GOAL OF THE EXERCISE:
From the entries that follow, pick out all lines holding "compute".

GIVEN RECORDS:

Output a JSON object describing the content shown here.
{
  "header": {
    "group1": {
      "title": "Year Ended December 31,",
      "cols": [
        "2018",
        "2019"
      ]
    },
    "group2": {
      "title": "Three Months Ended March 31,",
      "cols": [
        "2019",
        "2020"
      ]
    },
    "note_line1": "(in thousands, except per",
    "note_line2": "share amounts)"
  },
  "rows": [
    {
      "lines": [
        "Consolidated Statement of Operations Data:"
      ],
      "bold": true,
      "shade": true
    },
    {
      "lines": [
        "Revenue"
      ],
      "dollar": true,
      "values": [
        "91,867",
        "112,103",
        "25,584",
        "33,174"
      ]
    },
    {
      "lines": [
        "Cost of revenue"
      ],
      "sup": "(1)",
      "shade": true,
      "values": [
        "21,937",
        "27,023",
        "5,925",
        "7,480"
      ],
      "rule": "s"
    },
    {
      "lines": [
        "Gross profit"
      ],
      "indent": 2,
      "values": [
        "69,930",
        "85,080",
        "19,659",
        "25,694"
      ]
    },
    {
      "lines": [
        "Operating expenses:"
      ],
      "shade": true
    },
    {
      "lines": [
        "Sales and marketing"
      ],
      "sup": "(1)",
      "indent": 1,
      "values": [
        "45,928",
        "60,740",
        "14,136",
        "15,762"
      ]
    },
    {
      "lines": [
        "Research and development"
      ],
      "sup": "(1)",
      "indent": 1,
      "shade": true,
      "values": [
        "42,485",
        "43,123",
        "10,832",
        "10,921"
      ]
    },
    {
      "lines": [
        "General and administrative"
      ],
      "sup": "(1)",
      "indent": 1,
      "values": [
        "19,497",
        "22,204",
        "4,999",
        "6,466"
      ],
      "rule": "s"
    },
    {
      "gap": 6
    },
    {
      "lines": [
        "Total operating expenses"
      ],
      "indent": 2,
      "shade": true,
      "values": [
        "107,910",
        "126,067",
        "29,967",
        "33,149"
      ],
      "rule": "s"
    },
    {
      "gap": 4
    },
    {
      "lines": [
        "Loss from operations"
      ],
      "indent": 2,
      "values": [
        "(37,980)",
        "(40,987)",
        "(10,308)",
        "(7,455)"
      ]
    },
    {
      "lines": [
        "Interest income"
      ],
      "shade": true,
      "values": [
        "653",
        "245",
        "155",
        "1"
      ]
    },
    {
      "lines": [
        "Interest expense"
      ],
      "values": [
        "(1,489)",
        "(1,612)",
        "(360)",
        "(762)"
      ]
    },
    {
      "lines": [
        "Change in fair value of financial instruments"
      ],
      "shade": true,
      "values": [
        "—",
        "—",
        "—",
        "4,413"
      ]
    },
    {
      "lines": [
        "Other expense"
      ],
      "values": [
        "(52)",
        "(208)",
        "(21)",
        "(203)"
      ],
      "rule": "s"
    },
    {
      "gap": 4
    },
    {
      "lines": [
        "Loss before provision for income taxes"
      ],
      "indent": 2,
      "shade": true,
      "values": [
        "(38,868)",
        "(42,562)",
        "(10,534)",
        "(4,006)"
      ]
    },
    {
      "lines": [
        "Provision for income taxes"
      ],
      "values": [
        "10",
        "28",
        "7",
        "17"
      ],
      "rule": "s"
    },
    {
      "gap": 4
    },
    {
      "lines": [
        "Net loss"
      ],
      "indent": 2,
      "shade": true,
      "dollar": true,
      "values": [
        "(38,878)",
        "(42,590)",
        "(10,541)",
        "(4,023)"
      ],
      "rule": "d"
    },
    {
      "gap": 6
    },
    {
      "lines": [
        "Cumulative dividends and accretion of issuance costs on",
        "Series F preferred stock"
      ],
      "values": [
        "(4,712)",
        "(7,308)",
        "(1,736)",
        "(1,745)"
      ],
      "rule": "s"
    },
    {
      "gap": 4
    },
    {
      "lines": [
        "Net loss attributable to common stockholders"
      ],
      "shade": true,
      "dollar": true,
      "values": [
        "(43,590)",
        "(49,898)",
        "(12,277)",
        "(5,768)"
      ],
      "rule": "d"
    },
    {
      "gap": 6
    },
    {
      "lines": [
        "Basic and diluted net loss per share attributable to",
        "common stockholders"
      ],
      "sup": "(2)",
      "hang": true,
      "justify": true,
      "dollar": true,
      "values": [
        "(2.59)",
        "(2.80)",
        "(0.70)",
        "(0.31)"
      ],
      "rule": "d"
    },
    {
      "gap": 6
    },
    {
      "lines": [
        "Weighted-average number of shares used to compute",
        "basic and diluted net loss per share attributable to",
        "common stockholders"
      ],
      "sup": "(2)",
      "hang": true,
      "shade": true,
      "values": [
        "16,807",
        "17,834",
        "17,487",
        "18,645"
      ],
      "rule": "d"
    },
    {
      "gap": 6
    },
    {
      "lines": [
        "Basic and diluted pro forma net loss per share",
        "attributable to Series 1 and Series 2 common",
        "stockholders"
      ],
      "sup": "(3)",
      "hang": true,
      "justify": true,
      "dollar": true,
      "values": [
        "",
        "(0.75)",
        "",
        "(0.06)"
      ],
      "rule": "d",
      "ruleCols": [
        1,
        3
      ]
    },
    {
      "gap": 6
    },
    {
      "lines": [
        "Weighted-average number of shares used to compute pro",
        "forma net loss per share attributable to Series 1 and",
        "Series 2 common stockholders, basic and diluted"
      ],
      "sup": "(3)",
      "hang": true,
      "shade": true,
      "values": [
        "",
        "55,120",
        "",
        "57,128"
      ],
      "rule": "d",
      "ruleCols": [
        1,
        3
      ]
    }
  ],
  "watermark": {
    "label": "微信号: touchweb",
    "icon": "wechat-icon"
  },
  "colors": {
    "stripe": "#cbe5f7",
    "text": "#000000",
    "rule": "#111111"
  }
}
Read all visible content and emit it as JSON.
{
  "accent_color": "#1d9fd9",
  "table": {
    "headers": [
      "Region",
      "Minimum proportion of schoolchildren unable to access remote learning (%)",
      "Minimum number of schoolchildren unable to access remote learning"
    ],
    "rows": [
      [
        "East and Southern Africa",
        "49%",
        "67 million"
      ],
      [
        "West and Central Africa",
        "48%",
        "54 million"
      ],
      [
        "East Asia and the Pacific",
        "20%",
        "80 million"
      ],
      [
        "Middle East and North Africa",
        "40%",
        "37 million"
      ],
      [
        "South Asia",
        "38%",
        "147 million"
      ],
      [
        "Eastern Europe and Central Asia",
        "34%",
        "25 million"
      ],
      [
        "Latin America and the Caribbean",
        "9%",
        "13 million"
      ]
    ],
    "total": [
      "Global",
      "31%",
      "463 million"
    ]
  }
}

THE OUTPUT:
        "Weighted-average number of shares used to compute",
        "Weighted-average number of shares used to compute pro",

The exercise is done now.